### 練習課題:
1 > 本文から「外国人がつまづくつまずく「やりもらい」表現」を含む箇所で始め、「いわゆる 「やりもらい」表現 です。」の直後で終わる部分を、一字一句変えずに抜き出して返してください。
2 > 本文によると、友人が私にプレゼントを渡す場合に使う動詞は何ですか。

### 本文:

----------

人とのあいだにある文法 ー It depends on your point of view

日々の小さな発見

外国人がつまづくつまずく「やりもらい」表現

前回、日本語は相手との関係性によって一人称さえ変わる、という話を書きました。

「わたし」「うち」「先生」「ママ」――
自分をどう呼ぶかは、常に“相手との距離”の中で決まります。

今日は、その延長線上にある、日本語学習者が比較的早い段階でつまずく難所について。

いわゆる 「やりもらい」表現 です。


同じ出来事なのに、動詞が変わる?

たとえば、「プレゼントを渡す」という一つの出来事。

  • 私が友人に渡す → あげる
  • 友人が私に渡す → くれる
  • 私が友人から受け取る → もらう

英語なら “give” と “receive” の区別はあっても、
「誰が誰に」という視点の違いでここまで動詞が変わることはありません。

----------

### 資料:
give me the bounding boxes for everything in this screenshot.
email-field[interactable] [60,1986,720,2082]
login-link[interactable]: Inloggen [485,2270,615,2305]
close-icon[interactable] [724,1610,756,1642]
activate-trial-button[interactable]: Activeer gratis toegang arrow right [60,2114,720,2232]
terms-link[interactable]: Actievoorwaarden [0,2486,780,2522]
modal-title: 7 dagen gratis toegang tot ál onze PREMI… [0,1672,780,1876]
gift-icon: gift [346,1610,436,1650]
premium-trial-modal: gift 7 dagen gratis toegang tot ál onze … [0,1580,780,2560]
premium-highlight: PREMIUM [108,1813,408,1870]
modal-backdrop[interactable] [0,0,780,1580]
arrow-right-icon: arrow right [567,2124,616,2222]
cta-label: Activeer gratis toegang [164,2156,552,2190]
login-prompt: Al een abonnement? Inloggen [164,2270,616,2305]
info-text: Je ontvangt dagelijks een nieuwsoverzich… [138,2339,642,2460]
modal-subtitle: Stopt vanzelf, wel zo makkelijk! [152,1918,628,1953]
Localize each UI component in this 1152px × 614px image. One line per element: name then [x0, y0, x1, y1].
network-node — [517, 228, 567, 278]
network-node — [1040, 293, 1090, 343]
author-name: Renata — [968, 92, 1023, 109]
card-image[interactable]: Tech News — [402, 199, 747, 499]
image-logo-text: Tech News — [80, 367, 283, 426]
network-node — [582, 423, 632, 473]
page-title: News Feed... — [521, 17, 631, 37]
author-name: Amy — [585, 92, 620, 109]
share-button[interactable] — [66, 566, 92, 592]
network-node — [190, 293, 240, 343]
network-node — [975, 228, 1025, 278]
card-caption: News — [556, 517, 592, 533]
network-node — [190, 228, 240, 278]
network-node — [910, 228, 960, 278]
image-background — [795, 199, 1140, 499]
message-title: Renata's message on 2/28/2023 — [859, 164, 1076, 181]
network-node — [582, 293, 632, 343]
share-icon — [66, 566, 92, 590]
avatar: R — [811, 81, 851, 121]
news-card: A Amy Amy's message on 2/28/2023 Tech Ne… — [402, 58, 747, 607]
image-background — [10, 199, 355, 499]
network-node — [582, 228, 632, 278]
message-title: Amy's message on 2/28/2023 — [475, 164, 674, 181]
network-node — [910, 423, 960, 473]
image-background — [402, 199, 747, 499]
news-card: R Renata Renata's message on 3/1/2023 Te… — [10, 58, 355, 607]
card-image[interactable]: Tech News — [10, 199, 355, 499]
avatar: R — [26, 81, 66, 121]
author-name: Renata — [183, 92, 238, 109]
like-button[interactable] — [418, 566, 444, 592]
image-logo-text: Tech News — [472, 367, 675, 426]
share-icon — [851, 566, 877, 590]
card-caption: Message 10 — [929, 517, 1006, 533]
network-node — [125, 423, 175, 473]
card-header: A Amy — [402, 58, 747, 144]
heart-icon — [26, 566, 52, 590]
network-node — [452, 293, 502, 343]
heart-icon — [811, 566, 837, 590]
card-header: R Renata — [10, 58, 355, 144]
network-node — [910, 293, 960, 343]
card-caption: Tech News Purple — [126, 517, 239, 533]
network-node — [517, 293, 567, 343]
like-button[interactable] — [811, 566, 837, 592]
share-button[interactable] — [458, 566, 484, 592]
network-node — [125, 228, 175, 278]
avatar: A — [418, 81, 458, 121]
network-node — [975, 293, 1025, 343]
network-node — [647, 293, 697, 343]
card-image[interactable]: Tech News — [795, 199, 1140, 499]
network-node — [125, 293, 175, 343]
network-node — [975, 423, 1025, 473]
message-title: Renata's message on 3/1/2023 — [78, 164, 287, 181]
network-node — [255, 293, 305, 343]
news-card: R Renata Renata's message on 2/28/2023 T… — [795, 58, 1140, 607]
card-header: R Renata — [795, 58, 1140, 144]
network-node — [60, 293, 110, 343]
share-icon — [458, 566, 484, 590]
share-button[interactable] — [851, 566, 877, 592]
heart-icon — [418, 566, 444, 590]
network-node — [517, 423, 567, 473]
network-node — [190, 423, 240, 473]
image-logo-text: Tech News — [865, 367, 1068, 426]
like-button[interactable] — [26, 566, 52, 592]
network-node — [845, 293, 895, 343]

----------

### 解答:
1 >
外国人がつまづくつまずく「やりもらい」表現

前回、日本語は相手との関係性によって一人称さえ変わる、という話を書きました。

「わたし」「うち」「先生」「ママ」――
自分をどう呼ぶかは、常に“相手との距離”の中で決まります。

今日は、その延長線上にある、日本語学習者が比較的早い段階でつまずく難所について。

いわゆる 「やりもらい」表現 です。

2 > くれる